* _Written request_:
Copy all the entries below exactly, but not the pictures.

═══ Data shown ═══

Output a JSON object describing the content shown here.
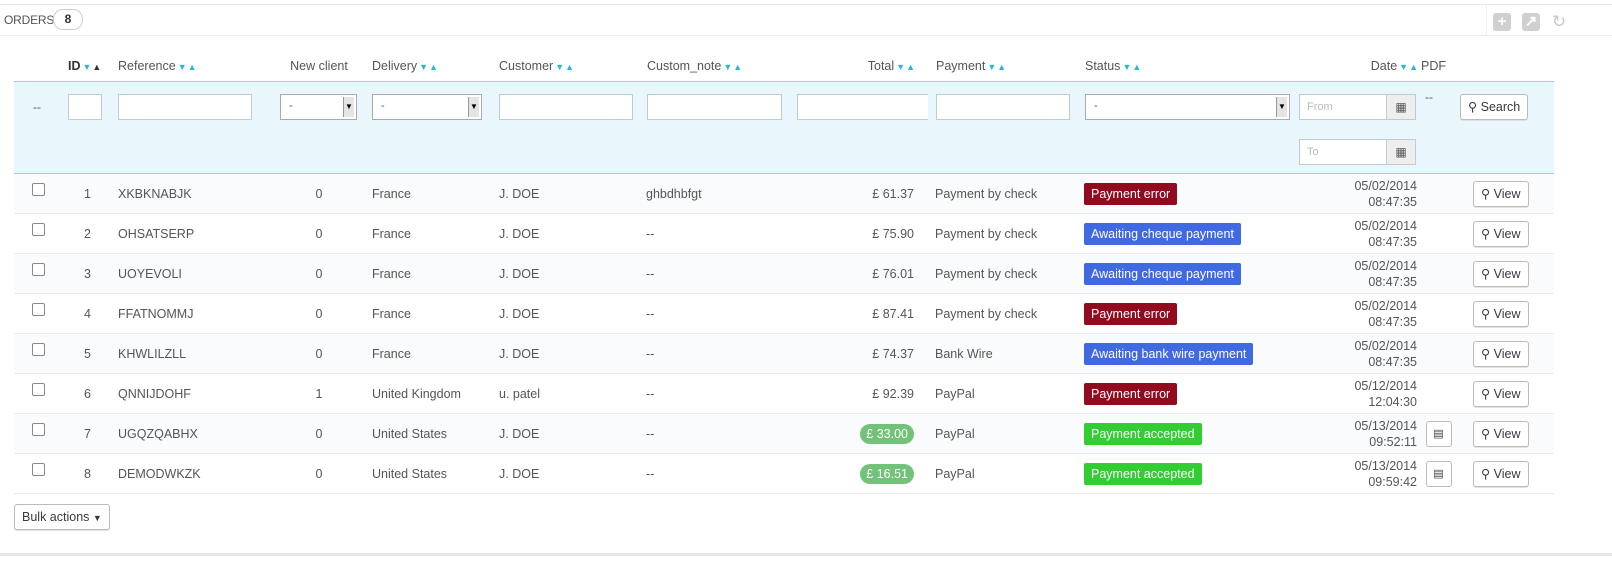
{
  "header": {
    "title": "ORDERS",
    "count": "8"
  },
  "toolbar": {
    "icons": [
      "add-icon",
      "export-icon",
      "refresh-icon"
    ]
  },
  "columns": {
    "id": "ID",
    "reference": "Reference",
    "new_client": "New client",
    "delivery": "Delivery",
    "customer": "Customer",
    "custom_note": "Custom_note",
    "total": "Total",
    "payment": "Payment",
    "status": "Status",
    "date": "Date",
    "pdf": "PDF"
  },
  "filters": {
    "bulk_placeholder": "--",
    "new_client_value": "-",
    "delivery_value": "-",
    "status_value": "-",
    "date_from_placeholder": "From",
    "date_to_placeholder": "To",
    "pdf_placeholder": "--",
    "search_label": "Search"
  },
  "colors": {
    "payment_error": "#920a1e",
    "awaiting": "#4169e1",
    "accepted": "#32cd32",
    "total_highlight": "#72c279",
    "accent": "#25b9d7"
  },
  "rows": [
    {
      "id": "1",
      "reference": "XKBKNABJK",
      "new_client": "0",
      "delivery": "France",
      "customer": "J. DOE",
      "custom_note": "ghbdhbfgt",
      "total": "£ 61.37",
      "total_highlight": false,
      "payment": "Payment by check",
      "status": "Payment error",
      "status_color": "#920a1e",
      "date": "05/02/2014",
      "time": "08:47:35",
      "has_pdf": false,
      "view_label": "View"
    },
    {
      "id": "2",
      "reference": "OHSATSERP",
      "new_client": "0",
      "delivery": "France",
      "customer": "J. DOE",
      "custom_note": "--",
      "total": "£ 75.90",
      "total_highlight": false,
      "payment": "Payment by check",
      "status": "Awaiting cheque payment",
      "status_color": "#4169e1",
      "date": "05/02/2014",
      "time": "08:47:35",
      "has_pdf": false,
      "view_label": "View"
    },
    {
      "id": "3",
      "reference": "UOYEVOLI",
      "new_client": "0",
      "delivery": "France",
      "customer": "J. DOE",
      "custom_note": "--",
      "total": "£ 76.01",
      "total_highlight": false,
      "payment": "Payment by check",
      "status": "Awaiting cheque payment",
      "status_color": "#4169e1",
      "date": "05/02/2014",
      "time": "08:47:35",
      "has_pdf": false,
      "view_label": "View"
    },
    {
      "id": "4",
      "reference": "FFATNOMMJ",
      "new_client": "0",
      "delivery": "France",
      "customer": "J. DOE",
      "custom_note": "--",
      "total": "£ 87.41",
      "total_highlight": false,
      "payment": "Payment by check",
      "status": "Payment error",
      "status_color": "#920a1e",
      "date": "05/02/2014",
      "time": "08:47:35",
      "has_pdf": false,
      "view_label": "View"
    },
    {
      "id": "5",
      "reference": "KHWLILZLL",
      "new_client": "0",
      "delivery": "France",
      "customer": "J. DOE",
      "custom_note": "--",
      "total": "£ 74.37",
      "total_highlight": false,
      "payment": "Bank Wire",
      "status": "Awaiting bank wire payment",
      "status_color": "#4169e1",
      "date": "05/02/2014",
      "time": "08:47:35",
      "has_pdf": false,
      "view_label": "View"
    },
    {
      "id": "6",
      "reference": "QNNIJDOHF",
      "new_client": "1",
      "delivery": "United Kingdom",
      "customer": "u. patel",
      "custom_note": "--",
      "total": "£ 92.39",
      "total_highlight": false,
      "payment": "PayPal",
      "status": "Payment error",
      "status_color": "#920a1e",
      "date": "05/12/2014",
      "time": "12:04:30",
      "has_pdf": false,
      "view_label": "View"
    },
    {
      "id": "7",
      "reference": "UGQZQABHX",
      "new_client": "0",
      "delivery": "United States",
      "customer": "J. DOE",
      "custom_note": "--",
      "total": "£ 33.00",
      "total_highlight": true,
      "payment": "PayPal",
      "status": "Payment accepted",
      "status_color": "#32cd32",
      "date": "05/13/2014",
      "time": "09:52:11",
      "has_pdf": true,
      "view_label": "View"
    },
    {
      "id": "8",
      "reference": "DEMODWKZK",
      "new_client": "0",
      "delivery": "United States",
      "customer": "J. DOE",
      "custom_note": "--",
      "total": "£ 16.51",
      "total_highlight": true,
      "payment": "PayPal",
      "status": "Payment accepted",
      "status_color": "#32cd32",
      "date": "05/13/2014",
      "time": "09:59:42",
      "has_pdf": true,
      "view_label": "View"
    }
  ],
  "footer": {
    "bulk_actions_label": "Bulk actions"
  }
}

═══

* _Problem solution_:
Output a JSON object describing the content shown here.
{
  "header": {
    "title": "ORDERS",
    "count": "8"
  },
  "toolbar": {
    "icons": [
      "add-icon",
      "export-icon",
      "refresh-icon"
    ]
  },
  "columns": {
    "id": "ID",
    "reference": "Reference",
    "new_client": "New client",
    "delivery": "Delivery",
    "customer": "Customer",
    "custom_note": "Custom_note",
    "total": "Total",
    "payment": "Payment",
    "status": "Status",
    "date": "Date",
    "pdf": "PDF"
  },
  "filters": {
    "bulk_placeholder": "--",
    "new_client_value": "-",
    "delivery_value": "-",
    "status_value": "-",
    "date_from_placeholder": "From",
    "date_to_placeholder": "To",
    "pdf_placeholder": "--",
    "search_label": "Search"
  },
  "colors": {
    "payment_error": "#920a1e",
    "awaiting": "#4169e1",
    "accepted": "#32cd32",
    "total_highlight": "#72c279",
    "accent": "#25b9d7"
  },
  "rows": [
    {
      "id": "1",
      "reference": "XKBKNABJK",
      "new_client": "0",
      "delivery": "France",
      "customer": "J. DOE",
      "custom_note": "ghbdhbfgt",
      "total": "£ 61.37",
      "total_highlight": false,
      "payment": "Payment by check",
      "status": "Payment error",
      "status_color": "#920a1e",
      "date": "05/02/2014",
      "time": "08:47:35",
      "has_pdf": false,
      "view_label": "View"
    },
    {
      "id": "2",
      "reference": "OHSATSERP",
      "new_client": "0",
      "delivery": "France",
      "customer": "J. DOE",
      "custom_note": "--",
      "total": "£ 75.90",
      "total_highlight": false,
      "payment": "Payment by check",
      "status": "Awaiting cheque payment",
      "status_color": "#4169e1",
      "date": "05/02/2014",
      "time": "08:47:35",
      "has_pdf": false,
      "view_label": "View"
    },
    {
      "id": "3",
      "reference": "UOYEVOLI",
      "new_client": "0",
      "delivery": "France",
      "customer": "J. DOE",
      "custom_note": "--",
      "total": "£ 76.01",
      "total_highlight": false,
      "payment": "Payment by check",
      "status": "Awaiting cheque payment",
      "status_color": "#4169e1",
      "date": "05/02/2014",
      "time": "08:47:35",
      "has_pdf": false,
      "view_label": "View"
    },
    {
      "id": "4",
      "reference": "FFATNOMMJ",
      "new_client": "0",
      "delivery": "France",
      "customer": "J. DOE",
      "custom_note": "--",
      "total": "£ 87.41",
      "total_highlight": false,
      "payment": "Payment by check",
      "status": "Payment error",
      "status_color": "#920a1e",
      "date": "05/02/2014",
      "time": "08:47:35",
      "has_pdf": false,
      "view_label": "View"
    },
    {
      "id": "5",
      "reference": "KHWLILZLL",
      "new_client": "0",
      "delivery": "France",
      "customer": "J. DOE",
      "custom_note": "--",
      "total": "£ 74.37",
      "total_highlight": false,
      "payment": "Bank Wire",
      "status": "Awaiting bank wire payment",
      "status_color": "#4169e1",
      "date": "05/02/2014",
      "time": "08:47:35",
      "has_pdf": false,
      "view_label": "View"
    },
    {
      "id": "6",
      "reference": "QNNIJDOHF",
      "new_client": "1",
      "delivery": "United Kingdom",
      "customer": "u. patel",
      "custom_note": "--",
      "total": "£ 92.39",
      "total_highlight": false,
      "payment": "PayPal",
      "status": "Payment error",
      "status_color": "#920a1e",
      "date": "05/12/2014",
      "time": "12:04:30",
      "has_pdf": false,
      "view_label": "View"
    },
    {
      "id": "7",
      "reference": "UGQZQABHX",
      "new_client": "0",
      "delivery": "United States",
      "customer": "J. DOE",
      "custom_note": "--",
      "total": "£ 33.00",
      "total_highlight": true,
      "payment": "PayPal",
      "status": "Payment accepted",
      "status_color": "#32cd32",
      "date": "05/13/2014",
      "time": "09:52:11",
      "has_pdf": true,
      "view_label": "View"
    },
    {
      "id": "8",
      "reference": "DEMODWKZK",
      "new_client": "0",
      "delivery": "United States",
      "customer": "J. DOE",
      "custom_note": "--",
      "total": "£ 16.51",
      "total_highlight": true,
      "payment": "PayPal",
      "status": "Payment accepted",
      "status_color": "#32cd32",
      "date": "05/13/2014",
      "time": "09:59:42",
      "has_pdf": true,
      "view_label": "View"
    }
  ],
  "footer": {
    "bulk_actions_label": "Bulk actions"
  }
}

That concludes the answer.